**WRITTEN REQUEST**
Take the entries below and reproduce them word for word.
============================================================
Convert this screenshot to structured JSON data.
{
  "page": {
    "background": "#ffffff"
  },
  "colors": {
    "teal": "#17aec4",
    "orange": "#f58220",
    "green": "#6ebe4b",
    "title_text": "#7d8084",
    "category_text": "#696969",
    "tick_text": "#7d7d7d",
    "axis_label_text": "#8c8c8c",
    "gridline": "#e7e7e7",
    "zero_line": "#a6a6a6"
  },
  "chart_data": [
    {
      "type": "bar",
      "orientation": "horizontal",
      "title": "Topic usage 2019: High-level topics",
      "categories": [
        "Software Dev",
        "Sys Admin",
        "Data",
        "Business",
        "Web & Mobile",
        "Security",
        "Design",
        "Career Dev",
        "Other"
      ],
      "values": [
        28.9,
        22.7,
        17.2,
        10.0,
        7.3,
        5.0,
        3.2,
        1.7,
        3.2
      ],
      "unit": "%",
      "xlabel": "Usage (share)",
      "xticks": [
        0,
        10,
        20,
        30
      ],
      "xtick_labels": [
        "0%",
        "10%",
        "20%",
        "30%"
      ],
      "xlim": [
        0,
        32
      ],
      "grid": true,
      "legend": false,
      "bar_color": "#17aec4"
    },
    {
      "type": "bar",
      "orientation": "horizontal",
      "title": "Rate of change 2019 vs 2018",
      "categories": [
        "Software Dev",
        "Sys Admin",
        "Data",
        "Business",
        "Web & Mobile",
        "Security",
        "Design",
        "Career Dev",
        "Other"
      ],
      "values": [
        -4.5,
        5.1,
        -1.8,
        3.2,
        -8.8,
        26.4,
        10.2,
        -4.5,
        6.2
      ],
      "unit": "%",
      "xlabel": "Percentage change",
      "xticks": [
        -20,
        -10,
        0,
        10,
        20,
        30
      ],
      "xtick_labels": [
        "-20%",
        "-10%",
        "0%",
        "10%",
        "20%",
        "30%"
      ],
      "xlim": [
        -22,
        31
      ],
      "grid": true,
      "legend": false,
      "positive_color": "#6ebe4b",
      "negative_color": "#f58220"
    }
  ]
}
============================================================
**TASK OUTPUT**
Convert this screenshot to structured JSON data.
{
  "page": {
    "background": "#ffffff"
  },
  "colors": {
    "teal": "#17aec4",
    "orange": "#f58220",
    "green": "#6ebe4b",
    "title_text": "#7d8084",
    "category_text": "#696969",
    "tick_text": "#7d7d7d",
    "axis_label_text": "#8c8c8c",
    "gridline": "#e7e7e7",
    "zero_line": "#a6a6a6"
  },
  "chart_data": [
    {
      "type": "bar",
      "orientation": "horizontal",
      "title": "Topic usage 2019: High-level topics",
      "categories": [
        "Software Dev",
        "Sys Admin",
        "Data",
        "Business",
        "Web & Mobile",
        "Security",
        "Design",
        "Career Dev",
        "Other"
      ],
      "values": [
        28.9,
        22.7,
        17.2,
        10.0,
        7.3,
        5.0,
        3.2,
        1.7,
        3.2
      ],
      "unit": "%",
      "xlabel": "Usage (share)",
      "xticks": [
        0,
        10,
        20,
        30
      ],
      "xtick_labels": [
        "0%",
        "10%",
        "20%",
        "30%"
      ],
      "xlim": [
        0,
        32
      ],
      "grid": true,
      "legend": false,
      "bar_color": "#17aec4"
    },
    {
      "type": "bar",
      "orientation": "horizontal",
      "title": "Rate of change 2019 vs 2018",
      "categories": [
        "Software Dev",
        "Sys Admin",
        "Data",
        "Business",
        "Web & Mobile",
        "Security",
        "Design",
        "Career Dev",
        "Other"
      ],
      "values": [
        -4.5,
        5.1,
        -1.8,
        3.2,
        -8.8,
        26.4,
        10.2,
        -4.5,
        6.2
      ],
      "unit": "%",
      "xlabel": "Percentage change",
      "xticks": [
        -20,
        -10,
        0,
        10,
        20,
        30
      ],
      "xtick_labels": [
        "-20%",
        "-10%",
        "0%",
        "10%",
        "20%",
        "30%"
      ],
      "xlim": [
        -22,
        31
      ],
      "grid": true,
      "legend": false,
      "positive_color": "#6ebe4b",
      "negative_color": "#f58220"
    }
  ]
}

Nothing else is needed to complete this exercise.